**Stated exercise:** Copy every line from the records below that holds the word "Environmental".

**The input:**
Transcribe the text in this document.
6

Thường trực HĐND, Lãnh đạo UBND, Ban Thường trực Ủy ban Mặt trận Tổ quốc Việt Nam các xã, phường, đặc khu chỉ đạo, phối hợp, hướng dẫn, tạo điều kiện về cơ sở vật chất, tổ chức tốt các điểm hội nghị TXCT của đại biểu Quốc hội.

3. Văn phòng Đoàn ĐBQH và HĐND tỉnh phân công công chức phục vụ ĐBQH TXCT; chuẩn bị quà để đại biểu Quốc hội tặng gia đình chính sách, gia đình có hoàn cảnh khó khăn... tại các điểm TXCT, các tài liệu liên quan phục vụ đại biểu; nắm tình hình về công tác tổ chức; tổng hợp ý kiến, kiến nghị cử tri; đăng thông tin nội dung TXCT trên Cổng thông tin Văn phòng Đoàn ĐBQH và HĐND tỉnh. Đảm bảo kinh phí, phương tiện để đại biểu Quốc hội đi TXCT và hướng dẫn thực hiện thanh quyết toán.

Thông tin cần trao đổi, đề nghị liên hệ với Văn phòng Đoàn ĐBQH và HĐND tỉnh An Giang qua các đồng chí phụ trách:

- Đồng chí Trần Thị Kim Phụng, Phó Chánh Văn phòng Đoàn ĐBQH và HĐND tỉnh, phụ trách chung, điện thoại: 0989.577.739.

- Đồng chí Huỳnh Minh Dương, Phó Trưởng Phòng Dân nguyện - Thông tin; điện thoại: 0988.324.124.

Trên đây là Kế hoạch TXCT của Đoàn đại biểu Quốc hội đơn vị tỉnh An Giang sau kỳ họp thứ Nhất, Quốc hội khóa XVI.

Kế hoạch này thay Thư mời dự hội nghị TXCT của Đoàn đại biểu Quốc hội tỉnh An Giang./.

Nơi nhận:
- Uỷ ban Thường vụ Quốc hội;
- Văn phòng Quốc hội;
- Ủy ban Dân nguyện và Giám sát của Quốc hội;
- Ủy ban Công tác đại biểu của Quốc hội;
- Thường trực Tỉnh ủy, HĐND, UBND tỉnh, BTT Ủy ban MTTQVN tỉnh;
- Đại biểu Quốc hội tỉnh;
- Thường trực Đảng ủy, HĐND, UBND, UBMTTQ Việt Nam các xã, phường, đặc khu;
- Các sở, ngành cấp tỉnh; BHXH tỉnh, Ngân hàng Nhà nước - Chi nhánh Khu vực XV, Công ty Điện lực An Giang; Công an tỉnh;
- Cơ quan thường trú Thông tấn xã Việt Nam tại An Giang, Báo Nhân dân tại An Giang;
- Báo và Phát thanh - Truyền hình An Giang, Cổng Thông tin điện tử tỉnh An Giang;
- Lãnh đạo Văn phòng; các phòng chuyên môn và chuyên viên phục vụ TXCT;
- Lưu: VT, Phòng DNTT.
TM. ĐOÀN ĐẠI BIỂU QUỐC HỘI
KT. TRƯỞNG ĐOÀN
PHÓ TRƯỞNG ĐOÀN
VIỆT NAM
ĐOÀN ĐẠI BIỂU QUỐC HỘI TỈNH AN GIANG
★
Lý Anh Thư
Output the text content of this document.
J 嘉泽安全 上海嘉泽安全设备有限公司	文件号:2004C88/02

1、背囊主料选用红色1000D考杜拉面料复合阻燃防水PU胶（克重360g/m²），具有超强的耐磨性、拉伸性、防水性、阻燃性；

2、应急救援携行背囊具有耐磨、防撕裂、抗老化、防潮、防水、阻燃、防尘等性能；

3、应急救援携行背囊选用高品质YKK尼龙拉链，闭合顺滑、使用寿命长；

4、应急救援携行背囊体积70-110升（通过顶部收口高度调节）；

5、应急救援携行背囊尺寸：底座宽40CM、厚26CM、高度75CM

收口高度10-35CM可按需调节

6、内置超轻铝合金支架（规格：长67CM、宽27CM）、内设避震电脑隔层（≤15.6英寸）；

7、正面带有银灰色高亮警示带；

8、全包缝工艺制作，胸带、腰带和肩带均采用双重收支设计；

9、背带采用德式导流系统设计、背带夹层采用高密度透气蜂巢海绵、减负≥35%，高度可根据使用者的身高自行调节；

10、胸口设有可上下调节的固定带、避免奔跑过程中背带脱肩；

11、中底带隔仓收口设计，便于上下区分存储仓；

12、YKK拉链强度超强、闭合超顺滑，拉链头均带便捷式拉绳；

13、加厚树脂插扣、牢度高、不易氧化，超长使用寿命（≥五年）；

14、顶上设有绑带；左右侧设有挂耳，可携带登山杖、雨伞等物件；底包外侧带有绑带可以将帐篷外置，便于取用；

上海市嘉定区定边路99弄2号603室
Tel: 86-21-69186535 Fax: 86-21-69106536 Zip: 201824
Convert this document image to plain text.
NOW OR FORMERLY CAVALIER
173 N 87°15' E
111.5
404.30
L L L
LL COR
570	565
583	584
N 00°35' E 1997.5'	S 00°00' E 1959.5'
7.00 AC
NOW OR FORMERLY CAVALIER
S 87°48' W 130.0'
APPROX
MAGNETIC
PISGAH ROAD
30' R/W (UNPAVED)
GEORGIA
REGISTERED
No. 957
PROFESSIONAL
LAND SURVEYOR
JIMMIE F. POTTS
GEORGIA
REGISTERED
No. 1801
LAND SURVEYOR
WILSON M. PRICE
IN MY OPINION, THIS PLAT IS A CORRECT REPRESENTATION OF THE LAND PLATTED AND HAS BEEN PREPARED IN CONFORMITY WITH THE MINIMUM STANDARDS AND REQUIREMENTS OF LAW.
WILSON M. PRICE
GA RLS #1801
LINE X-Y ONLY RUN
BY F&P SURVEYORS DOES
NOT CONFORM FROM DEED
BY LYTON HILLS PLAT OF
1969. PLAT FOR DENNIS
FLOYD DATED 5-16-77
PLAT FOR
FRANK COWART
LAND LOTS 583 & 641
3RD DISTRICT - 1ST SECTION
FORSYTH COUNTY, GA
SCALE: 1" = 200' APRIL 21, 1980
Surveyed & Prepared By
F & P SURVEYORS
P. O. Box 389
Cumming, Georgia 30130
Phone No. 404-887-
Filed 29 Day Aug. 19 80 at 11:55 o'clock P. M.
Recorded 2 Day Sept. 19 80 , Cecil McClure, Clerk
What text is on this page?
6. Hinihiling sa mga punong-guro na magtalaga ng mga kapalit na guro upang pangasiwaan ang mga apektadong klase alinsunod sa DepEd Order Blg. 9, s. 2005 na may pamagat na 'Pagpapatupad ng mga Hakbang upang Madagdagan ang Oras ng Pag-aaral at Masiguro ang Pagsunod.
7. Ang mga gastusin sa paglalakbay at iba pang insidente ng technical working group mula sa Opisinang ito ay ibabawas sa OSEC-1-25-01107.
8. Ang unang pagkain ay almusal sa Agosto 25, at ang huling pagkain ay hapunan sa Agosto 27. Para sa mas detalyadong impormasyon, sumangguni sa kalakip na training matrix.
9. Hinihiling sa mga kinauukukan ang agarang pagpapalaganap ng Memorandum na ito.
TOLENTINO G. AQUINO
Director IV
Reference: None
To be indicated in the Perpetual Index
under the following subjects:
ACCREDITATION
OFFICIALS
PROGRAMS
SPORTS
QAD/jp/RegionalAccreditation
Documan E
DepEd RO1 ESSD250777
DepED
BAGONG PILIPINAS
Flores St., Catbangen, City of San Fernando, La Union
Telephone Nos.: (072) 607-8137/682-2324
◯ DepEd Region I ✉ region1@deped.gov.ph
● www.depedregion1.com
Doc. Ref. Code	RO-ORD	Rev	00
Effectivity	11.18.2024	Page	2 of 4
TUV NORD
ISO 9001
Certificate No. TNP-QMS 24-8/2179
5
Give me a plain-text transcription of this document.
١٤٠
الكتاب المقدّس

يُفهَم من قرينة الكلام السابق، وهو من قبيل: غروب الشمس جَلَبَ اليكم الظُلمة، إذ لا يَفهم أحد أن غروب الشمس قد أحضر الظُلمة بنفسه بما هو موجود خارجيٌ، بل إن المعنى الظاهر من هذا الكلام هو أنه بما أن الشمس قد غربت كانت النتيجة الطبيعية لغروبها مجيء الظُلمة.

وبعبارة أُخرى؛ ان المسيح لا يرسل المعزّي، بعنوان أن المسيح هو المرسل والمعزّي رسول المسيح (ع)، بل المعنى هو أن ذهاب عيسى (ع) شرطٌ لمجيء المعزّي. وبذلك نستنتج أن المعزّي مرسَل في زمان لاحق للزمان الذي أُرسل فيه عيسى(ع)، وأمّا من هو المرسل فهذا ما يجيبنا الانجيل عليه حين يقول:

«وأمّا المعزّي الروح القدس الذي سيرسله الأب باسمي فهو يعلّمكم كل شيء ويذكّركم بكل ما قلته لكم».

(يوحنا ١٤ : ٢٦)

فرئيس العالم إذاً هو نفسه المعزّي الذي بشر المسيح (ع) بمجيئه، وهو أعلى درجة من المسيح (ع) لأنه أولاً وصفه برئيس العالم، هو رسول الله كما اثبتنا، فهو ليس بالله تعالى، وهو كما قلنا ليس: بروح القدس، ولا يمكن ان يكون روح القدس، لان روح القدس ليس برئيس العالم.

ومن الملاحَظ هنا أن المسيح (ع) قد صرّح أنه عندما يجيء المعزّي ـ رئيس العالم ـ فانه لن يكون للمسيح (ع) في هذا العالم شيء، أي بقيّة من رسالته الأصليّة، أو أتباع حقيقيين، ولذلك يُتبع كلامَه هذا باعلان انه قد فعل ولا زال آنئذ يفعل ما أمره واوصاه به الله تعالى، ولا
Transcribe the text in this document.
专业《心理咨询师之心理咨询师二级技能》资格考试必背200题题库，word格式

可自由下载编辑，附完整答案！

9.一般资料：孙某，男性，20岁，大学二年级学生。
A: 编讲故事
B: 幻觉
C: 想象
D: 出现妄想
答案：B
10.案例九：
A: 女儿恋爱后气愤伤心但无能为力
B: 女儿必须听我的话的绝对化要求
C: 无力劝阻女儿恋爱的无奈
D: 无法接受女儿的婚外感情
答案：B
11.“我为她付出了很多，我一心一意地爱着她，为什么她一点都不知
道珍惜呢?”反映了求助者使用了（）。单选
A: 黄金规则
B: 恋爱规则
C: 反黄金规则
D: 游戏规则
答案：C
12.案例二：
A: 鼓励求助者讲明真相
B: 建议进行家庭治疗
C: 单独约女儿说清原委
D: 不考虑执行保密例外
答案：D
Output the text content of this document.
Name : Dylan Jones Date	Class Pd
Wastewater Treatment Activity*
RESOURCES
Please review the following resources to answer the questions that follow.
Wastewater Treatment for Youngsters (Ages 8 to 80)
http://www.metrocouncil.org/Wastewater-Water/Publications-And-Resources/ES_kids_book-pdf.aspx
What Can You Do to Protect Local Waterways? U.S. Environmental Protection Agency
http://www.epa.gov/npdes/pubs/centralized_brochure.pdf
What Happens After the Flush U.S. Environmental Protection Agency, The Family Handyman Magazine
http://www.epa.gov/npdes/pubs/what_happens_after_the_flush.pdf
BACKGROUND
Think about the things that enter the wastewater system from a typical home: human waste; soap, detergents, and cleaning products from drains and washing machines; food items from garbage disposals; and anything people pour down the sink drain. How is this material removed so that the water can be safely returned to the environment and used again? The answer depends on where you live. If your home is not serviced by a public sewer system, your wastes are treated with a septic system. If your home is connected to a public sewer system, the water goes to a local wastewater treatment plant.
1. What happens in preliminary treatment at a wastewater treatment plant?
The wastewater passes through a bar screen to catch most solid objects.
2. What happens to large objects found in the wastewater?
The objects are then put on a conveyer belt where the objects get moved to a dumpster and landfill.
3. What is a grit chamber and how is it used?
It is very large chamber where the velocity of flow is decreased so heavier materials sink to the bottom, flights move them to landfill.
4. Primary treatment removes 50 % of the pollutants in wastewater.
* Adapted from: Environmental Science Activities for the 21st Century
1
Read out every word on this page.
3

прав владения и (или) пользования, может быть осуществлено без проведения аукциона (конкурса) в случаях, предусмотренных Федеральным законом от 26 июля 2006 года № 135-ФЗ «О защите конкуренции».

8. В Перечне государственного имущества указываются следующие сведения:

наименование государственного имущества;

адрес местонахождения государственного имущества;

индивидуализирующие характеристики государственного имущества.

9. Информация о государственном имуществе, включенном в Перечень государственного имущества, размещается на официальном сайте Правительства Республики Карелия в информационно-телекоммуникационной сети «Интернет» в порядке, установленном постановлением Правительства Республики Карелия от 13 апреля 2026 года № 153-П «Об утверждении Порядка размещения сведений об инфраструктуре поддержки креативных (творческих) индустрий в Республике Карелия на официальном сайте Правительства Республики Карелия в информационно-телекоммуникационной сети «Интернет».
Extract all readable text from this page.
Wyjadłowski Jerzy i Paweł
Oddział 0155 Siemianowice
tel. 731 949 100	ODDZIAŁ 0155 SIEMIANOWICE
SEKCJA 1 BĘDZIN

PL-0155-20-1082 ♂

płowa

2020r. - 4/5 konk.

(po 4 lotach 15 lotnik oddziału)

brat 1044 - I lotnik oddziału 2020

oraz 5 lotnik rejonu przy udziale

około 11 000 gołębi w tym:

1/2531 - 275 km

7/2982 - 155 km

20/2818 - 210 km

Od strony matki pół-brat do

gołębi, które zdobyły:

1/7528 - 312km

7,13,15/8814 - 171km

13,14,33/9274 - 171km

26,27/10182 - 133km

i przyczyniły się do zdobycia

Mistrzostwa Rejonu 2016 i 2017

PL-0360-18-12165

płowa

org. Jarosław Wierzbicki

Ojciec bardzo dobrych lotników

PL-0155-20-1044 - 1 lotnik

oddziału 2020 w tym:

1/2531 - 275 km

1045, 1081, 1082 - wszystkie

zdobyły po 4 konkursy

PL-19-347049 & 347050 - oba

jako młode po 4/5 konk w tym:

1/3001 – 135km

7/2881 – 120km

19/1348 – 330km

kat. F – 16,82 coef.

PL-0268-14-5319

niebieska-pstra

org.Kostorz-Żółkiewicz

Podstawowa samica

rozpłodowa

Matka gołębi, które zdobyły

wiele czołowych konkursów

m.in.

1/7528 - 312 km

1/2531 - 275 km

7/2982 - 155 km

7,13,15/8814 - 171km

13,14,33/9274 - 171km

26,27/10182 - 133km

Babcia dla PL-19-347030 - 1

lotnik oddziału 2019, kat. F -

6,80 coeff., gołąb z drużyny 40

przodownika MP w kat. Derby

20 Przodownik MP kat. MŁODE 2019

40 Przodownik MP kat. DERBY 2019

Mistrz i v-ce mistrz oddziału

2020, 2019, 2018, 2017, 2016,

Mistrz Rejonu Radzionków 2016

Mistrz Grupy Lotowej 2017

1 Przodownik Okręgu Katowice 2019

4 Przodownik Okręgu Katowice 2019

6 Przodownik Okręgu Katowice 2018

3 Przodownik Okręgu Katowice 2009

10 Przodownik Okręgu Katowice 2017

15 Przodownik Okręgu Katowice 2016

**Answer to this exercise:**
What Can You Do to Protect Local Waterways? U.S. Environmental Protection Agency
What Happens After the Flush U.S. Environmental Protection Agency, The Family Handyman Magazine
* Adapted from: Environmental Science Activities for the 21st Century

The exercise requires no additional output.